- WRITTEN REQUEST -
Reproduce the material exactly, omitting nothing.

- RAW DATA -
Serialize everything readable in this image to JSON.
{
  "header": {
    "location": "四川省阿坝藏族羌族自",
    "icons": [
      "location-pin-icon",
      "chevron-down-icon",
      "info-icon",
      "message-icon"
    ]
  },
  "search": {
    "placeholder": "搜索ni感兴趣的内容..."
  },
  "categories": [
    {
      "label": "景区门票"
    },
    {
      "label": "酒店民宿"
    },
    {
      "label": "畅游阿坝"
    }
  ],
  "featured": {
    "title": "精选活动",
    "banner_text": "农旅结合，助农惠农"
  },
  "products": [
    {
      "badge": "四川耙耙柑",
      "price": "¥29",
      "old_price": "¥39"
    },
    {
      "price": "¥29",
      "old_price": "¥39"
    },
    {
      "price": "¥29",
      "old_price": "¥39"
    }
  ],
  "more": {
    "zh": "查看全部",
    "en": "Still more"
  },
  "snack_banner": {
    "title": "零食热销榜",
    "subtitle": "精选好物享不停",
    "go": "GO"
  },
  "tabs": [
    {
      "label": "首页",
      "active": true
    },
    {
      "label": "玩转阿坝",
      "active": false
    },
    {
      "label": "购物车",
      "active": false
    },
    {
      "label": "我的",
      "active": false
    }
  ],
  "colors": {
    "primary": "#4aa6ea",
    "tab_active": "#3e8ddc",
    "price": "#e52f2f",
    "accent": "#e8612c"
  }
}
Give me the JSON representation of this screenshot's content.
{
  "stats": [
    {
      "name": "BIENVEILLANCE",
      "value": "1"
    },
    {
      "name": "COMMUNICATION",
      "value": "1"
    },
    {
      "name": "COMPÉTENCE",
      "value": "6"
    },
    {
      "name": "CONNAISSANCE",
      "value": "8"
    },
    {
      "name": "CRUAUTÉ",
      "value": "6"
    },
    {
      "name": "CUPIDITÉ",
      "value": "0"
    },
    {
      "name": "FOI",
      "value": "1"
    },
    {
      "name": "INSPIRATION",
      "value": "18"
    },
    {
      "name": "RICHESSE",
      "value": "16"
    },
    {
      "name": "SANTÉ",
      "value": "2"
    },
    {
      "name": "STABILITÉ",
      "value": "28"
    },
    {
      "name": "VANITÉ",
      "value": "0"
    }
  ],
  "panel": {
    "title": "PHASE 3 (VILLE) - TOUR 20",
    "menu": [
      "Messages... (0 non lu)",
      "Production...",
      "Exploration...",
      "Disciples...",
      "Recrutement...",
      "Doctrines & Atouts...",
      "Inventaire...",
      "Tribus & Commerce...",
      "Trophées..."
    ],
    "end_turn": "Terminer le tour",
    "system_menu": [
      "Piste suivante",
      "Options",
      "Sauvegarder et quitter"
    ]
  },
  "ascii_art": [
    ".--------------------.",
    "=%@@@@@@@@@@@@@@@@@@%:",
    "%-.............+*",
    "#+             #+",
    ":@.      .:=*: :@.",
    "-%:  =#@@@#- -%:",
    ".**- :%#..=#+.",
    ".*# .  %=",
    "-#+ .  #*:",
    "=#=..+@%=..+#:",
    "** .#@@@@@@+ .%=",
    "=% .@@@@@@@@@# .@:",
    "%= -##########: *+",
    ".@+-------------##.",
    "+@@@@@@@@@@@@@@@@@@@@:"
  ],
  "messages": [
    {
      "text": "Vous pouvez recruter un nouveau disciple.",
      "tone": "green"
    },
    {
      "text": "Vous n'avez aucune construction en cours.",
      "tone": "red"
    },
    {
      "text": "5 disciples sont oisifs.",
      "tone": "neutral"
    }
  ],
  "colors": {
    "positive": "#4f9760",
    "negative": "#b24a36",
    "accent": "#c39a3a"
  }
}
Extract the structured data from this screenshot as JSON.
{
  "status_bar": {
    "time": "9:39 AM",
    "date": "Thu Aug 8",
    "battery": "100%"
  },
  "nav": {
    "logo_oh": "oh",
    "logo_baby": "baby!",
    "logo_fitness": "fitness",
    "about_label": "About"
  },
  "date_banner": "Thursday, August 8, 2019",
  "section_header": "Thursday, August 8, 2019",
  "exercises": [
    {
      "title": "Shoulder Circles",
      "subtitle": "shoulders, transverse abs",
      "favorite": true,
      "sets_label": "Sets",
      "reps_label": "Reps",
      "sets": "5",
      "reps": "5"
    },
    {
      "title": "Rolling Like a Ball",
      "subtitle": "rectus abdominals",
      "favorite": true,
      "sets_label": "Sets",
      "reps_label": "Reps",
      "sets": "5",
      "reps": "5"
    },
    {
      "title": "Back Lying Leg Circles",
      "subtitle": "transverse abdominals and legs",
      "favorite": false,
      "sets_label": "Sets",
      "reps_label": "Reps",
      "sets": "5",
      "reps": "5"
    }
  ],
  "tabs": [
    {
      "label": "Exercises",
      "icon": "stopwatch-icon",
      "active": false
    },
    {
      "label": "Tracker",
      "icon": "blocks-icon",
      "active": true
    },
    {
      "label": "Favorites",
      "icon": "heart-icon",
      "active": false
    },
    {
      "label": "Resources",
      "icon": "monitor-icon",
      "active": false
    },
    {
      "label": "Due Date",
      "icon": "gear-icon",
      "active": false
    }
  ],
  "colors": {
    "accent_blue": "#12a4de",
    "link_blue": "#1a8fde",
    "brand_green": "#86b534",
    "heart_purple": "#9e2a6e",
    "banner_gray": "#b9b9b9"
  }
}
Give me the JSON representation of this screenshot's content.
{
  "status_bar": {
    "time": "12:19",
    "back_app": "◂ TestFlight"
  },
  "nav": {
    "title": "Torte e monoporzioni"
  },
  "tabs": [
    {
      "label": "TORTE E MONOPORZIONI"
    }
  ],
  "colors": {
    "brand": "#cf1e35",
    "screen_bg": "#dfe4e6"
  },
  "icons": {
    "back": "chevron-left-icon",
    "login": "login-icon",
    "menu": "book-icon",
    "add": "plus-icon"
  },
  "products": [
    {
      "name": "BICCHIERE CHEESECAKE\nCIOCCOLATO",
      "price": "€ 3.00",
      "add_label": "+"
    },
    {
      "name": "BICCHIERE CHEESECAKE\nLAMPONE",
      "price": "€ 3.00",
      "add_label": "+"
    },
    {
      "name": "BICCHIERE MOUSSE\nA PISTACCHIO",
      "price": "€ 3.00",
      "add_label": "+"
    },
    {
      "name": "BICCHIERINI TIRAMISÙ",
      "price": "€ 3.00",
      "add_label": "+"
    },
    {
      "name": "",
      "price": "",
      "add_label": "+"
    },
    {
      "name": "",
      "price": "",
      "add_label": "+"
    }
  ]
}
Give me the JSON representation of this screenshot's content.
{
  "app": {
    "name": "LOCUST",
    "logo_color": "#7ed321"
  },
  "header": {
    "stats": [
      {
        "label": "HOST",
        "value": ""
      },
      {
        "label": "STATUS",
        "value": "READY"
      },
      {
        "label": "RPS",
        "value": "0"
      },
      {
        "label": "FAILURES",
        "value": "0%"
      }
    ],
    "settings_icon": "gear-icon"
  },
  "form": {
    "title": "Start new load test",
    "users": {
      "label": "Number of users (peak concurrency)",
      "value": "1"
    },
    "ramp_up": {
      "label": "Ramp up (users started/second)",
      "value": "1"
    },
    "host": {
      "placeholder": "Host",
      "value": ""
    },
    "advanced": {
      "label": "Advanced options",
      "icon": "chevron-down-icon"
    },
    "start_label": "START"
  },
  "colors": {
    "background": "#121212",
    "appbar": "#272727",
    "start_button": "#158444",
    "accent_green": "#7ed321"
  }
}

- RESPONSE TO THIS TASK -
Serialize everything readable in this image to JSON.
{
  "header": {
    "location": "四川省阿坝藏族羌族自",
    "icons": [
      "location-pin-icon",
      "chevron-down-icon",
      "info-icon",
      "message-icon"
    ]
  },
  "search": {
    "placeholder": "搜索ni感兴趣的内容..."
  },
  "categories": [
    {
      "label": "景区门票"
    },
    {
      "label": "酒店民宿"
    },
    {
      "label": "畅游阿坝"
    }
  ],
  "featured": {
    "title": "精选活动",
    "banner_text": "农旅结合，助农惠农"
  },
  "products": [
    {
      "badge": "四川耙耙柑",
      "price": "¥29",
      "old_price": "¥39"
    },
    {
      "price": "¥29",
      "old_price": "¥39"
    },
    {
      "price": "¥29",
      "old_price": "¥39"
    }
  ],
  "more": {
    "zh": "查看全部",
    "en": "Still more"
  },
  "snack_banner": {
    "title": "零食热销榜",
    "subtitle": "精选好物享不停",
    "go": "GO"
  },
  "tabs": [
    {
      "label": "首页",
      "active": true
    },
    {
      "label": "玩转阿坝",
      "active": false
    },
    {
      "label": "购物车",
      "active": false
    },
    {
      "label": "我的",
      "active": false
    }
  ],
  "colors": {
    "primary": "#4aa6ea",
    "tab_active": "#3e8ddc",
    "price": "#e52f2f",
    "accent": "#e8612c"
  }
}
Give me the JSON representation of this screenshot's content.
{
  "stats": [
    {
      "name": "BIENVEILLANCE",
      "value": "1"
    },
    {
      "name": "COMMUNICATION",
      "value": "1"
    },
    {
      "name": "COMPÉTENCE",
      "value": "6"
    },
    {
      "name": "CONNAISSANCE",
      "value": "8"
    },
    {
      "name": "CRUAUTÉ",
      "value": "6"
    },
    {
      "name": "CUPIDITÉ",
      "value": "0"
    },
    {
      "name": "FOI",
      "value": "1"
    },
    {
      "name": "INSPIRATION",
      "value": "18"
    },
    {
      "name": "RICHESSE",
      "value": "16"
    },
    {
      "name": "SANTÉ",
      "value": "2"
    },
    {
      "name": "STABILITÉ",
      "value": "28"
    },
    {
      "name": "VANITÉ",
      "value": "0"
    }
  ],
  "panel": {
    "title": "PHASE 3 (VILLE) - TOUR 20",
    "menu": [
      "Messages... (0 non lu)",
      "Production...",
      "Exploration...",
      "Disciples...",
      "Recrutement...",
      "Doctrines & Atouts...",
      "Inventaire...",
      "Tribus & Commerce...",
      "Trophées..."
    ],
    "end_turn": "Terminer le tour",
    "system_menu": [
      "Piste suivante",
      "Options",
      "Sauvegarder et quitter"
    ]
  },
  "ascii_art": [
    ".--------------------.",
    "=%@@@@@@@@@@@@@@@@@@%:",
    "%-.............+*",
    "#+             #+",
    ":@.      .:=*: :@.",
    "-%:  =#@@@#- -%:",
    ".**- :%#..=#+.",
    ".*# .  %=",
    "-#+ .  #*:",
    "=#=..+@%=..+#:",
    "** .#@@@@@@+ .%=",
    "=% .@@@@@@@@@# .@:",
    "%= -##########: *+",
    ".@+-------------##.",
    "+@@@@@@@@@@@@@@@@@@@@:"
  ],
  "messages": [
    {
      "text": "Vous pouvez recruter un nouveau disciple.",
      "tone": "green"
    },
    {
      "text": "Vous n'avez aucune construction en cours.",
      "tone": "red"
    },
    {
      "text": "5 disciples sont oisifs.",
      "tone": "neutral"
    }
  ],
  "colors": {
    "positive": "#4f9760",
    "negative": "#b24a36",
    "accent": "#c39a3a"
  }
}
Extract the structured data from this screenshot as JSON.
{
  "status_bar": {
    "time": "9:39 AM",
    "date": "Thu Aug 8",
    "battery": "100%"
  },
  "nav": {
    "logo_oh": "oh",
    "logo_baby": "baby!",
    "logo_fitness": "fitness",
    "about_label": "About"
  },
  "date_banner": "Thursday, August 8, 2019",
  "section_header": "Thursday, August 8, 2019",
  "exercises": [
    {
      "title": "Shoulder Circles",
      "subtitle": "shoulders, transverse abs",
      "favorite": true,
      "sets_label": "Sets",
      "reps_label": "Reps",
      "sets": "5",
      "reps": "5"
    },
    {
      "title": "Rolling Like a Ball",
      "subtitle": "rectus abdominals",
      "favorite": true,
      "sets_label": "Sets",
      "reps_label": "Reps",
      "sets": "5",
      "reps": "5"
    },
    {
      "title": "Back Lying Leg Circles",
      "subtitle": "transverse abdominals and legs",
      "favorite": false,
      "sets_label": "Sets",
      "reps_label": "Reps",
      "sets": "5",
      "reps": "5"
    }
  ],
  "tabs": [
    {
      "label": "Exercises",
      "icon": "stopwatch-icon",
      "active": false
    },
    {
      "label": "Tracker",
      "icon": "blocks-icon",
      "active": true
    },
    {
      "label": "Favorites",
      "icon": "heart-icon",
      "active": false
    },
    {
      "label": "Resources",
      "icon": "monitor-icon",
      "active": false
    },
    {
      "label": "Due Date",
      "icon": "gear-icon",
      "active": false
    }
  ],
  "colors": {
    "accent_blue": "#12a4de",
    "link_blue": "#1a8fde",
    "brand_green": "#86b534",
    "heart_purple": "#9e2a6e",
    "banner_gray": "#b9b9b9"
  }
}
Give me the JSON representation of this screenshot's content.
{
  "status_bar": {
    "time": "12:19",
    "back_app": "◂ TestFlight"
  },
  "nav": {
    "title": "Torte e monoporzioni"
  },
  "tabs": [
    {
      "label": "TORTE E MONOPORZIONI"
    }
  ],
  "colors": {
    "brand": "#cf1e35",
    "screen_bg": "#dfe4e6"
  },
  "icons": {
    "back": "chevron-left-icon",
    "login": "login-icon",
    "menu": "book-icon",
    "add": "plus-icon"
  },
  "products": [
    {
      "name": "BICCHIERE CHEESECAKE\nCIOCCOLATO",
      "price": "€ 3.00",
      "add_label": "+"
    },
    {
      "name": "BICCHIERE CHEESECAKE\nLAMPONE",
      "price": "€ 3.00",
      "add_label": "+"
    },
    {
      "name": "BICCHIERE MOUSSE\nA PISTACCHIO",
      "price": "€ 3.00",
      "add_label": "+"
    },
    {
      "name": "BICCHIERINI TIRAMISÙ",
      "price": "€ 3.00",
      "add_label": "+"
    },
    {
      "name": "",
      "price": "",
      "add_label": "+"
    },
    {
      "name": "",
      "price": "",
      "add_label": "+"
    }
  ]
}
Give me the JSON representation of this screenshot's content.
{
  "app": {
    "name": "LOCUST",
    "logo_color": "#7ed321"
  },
  "header": {
    "stats": [
      {
        "label": "HOST",
        "value": ""
      },
      {
        "label": "STATUS",
        "value": "READY"
      },
      {
        "label": "RPS",
        "value": "0"
      },
      {
        "label": "FAILURES",
        "value": "0%"
      }
    ],
    "settings_icon": "gear-icon"
  },
  "form": {
    "title": "Start new load test",
    "users": {
      "label": "Number of users (peak concurrency)",
      "value": "1"
    },
    "ramp_up": {
      "label": "Ramp up (users started/second)",
      "value": "1"
    },
    "host": {
      "placeholder": "Host",
      "value": ""
    },
    "advanced": {
      "label": "Advanced options",
      "icon": "chevron-down-icon"
    },
    "start_label": "START"
  },
  "colors": {
    "background": "#121212",
    "appbar": "#272727",
    "start_button": "#158444",
    "accent_green": "#7ed321"
  }
}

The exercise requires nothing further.